INSTRUCTIONS FOR THE TASK:
Using the data below, copy every line that contains the word "name".

-- start of EXERCISE MATERIALS --

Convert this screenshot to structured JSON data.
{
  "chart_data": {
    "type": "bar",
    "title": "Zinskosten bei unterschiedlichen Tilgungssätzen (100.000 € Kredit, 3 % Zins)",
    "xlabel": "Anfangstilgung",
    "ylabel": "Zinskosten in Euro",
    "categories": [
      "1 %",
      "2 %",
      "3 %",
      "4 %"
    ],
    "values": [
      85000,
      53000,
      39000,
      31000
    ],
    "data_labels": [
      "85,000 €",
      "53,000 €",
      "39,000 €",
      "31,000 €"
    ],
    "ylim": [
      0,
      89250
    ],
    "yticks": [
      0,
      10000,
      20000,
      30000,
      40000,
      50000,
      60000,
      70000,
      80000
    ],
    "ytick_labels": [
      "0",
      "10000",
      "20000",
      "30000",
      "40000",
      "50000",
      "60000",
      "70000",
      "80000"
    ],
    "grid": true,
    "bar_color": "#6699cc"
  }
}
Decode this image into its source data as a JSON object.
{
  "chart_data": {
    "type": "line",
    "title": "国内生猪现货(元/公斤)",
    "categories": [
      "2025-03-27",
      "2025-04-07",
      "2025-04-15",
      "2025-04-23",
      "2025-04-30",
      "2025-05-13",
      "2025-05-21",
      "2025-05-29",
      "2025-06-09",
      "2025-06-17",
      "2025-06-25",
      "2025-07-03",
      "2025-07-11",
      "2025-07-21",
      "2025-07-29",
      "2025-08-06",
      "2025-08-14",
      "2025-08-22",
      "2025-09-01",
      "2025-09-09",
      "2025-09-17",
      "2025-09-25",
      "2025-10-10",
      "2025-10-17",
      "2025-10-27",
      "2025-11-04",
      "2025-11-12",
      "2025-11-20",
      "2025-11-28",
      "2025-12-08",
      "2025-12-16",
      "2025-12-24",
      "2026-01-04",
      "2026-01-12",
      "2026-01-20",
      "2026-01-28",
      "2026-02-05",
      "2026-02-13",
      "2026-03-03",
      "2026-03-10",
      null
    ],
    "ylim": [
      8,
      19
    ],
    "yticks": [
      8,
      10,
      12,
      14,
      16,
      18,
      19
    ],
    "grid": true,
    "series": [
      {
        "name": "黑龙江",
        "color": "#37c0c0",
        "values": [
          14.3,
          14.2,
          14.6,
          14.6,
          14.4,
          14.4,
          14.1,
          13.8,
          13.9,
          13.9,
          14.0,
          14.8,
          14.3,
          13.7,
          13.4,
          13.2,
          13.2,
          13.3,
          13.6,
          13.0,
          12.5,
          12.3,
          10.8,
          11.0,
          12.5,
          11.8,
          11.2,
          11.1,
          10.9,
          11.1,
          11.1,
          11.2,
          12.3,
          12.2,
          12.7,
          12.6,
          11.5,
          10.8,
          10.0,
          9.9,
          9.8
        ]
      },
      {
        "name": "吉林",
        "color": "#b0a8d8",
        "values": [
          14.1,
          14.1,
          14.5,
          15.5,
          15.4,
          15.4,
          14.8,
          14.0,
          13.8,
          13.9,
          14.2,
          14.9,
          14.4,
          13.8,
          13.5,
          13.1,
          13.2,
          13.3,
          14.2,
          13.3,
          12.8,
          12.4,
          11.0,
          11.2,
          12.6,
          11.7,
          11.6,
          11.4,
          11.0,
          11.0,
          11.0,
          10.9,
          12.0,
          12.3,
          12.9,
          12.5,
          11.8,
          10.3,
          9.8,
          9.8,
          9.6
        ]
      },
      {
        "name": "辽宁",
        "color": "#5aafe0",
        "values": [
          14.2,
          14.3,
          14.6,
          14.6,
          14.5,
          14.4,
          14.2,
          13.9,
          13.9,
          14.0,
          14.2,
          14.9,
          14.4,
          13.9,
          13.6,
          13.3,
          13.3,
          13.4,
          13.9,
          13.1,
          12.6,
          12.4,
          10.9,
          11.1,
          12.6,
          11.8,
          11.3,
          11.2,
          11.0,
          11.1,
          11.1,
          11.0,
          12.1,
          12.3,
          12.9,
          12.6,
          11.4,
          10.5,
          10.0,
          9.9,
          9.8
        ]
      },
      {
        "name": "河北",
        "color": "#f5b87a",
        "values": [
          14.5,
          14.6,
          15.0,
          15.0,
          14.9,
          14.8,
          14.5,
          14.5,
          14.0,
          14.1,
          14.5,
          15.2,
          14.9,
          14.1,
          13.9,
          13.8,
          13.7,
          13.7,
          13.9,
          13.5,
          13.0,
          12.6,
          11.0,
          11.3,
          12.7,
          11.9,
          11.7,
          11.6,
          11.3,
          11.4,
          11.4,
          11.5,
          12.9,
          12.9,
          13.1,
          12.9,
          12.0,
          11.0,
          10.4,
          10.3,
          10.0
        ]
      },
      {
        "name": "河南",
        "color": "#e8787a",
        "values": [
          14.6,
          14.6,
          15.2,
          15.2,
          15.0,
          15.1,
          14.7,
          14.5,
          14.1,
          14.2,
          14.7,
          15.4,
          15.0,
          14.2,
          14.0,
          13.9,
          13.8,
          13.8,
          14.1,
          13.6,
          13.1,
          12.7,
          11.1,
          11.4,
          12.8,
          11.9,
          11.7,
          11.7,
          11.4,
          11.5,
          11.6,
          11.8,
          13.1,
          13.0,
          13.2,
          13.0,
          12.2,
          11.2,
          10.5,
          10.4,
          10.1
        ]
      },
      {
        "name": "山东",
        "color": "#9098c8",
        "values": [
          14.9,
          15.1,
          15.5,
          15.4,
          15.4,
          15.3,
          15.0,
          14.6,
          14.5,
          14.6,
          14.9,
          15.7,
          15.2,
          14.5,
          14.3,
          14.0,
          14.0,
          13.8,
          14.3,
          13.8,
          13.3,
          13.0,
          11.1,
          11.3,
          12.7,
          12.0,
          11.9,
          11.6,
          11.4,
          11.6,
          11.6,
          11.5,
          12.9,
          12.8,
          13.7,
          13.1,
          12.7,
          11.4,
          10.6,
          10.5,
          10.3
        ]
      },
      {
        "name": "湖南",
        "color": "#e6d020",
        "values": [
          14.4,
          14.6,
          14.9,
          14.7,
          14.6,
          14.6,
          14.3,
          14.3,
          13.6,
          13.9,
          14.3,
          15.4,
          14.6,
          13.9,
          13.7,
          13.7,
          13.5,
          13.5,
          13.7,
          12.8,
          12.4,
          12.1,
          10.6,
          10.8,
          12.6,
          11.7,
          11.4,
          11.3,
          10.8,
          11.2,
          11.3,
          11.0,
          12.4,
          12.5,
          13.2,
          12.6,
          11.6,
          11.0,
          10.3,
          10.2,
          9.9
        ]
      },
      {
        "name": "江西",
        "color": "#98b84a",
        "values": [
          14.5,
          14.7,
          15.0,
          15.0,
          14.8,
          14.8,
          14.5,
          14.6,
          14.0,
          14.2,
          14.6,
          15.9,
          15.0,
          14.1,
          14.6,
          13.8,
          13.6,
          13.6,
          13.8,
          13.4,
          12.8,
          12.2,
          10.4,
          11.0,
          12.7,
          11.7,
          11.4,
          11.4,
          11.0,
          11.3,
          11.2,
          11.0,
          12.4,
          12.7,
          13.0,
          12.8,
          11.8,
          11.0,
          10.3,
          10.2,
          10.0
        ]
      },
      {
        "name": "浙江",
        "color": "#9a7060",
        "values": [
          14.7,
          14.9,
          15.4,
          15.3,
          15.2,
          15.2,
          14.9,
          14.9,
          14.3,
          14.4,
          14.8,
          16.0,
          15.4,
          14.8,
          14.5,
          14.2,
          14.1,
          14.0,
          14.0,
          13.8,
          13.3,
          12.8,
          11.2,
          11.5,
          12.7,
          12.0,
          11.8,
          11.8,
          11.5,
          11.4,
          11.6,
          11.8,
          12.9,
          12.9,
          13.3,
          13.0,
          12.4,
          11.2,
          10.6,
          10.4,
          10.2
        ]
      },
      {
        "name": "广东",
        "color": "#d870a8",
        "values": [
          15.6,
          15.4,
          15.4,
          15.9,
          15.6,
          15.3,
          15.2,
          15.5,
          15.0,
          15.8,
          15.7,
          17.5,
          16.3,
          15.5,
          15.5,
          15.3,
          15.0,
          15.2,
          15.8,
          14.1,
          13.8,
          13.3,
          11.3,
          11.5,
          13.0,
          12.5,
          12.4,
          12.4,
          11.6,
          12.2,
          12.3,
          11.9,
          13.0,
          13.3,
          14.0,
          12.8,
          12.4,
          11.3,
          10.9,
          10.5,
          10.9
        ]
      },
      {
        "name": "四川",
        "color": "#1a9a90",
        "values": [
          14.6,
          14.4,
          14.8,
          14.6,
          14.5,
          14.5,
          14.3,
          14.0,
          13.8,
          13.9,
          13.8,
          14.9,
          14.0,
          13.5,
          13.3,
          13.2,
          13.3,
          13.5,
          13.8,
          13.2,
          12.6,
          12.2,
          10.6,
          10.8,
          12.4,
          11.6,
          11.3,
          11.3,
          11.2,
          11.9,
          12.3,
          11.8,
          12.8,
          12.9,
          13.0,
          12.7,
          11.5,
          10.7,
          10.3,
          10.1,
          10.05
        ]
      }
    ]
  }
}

-- end of EXERCISE MATERIALS --

FINAL ANSWER:
        "name": "黑龙江",
        "name": "吉林",
        "name": "辽宁",
        "name": "河北",
        "name": "河南",
        "name": "山东",
        "name": "湖南",
        "name": "江西",
        "name": "浙江",
        "name": "广东",
        "name": "四川",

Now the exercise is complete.